#### Work required
Transcribe all the records with complete accuracy.

#### Input data
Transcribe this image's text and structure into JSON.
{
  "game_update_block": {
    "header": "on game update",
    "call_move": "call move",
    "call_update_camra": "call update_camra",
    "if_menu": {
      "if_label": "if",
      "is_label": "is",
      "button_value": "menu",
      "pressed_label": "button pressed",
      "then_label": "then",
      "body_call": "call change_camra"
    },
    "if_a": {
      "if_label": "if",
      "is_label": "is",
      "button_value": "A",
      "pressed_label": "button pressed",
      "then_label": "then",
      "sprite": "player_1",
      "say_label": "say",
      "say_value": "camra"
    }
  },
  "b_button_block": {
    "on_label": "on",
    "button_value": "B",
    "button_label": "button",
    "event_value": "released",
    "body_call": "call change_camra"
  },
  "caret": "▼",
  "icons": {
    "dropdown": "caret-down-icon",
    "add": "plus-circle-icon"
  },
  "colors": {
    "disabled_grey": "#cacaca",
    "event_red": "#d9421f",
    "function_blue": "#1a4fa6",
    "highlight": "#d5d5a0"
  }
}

#### Answer below
Transcribe this image's text and structure into JSON.
{
  "game_update_block": {
    "header": "on game update",
    "call_move": "call move",
    "call_update_camra": "call update_camra",
    "if_menu": {
      "if_label": "if",
      "is_label": "is",
      "button_value": "menu",
      "pressed_label": "button pressed",
      "then_label": "then",
      "body_call": "call change_camra"
    },
    "if_a": {
      "if_label": "if",
      "is_label": "is",
      "button_value": "A",
      "pressed_label": "button pressed",
      "then_label": "then",
      "sprite": "player_1",
      "say_label": "say",
      "say_value": "camra"
    }
  },
  "b_button_block": {
    "on_label": "on",
    "button_value": "B",
    "button_label": "button",
    "event_value": "released",
    "body_call": "call change_camra"
  },
  "caret": "▼",
  "icons": {
    "dropdown": "caret-down-icon",
    "add": "plus-circle-icon"
  },
  "colors": {
    "disabled_grey": "#cacaca",
    "event_red": "#d9421f",
    "function_blue": "#1a4fa6",
    "highlight": "#d5d5a0"
  }
}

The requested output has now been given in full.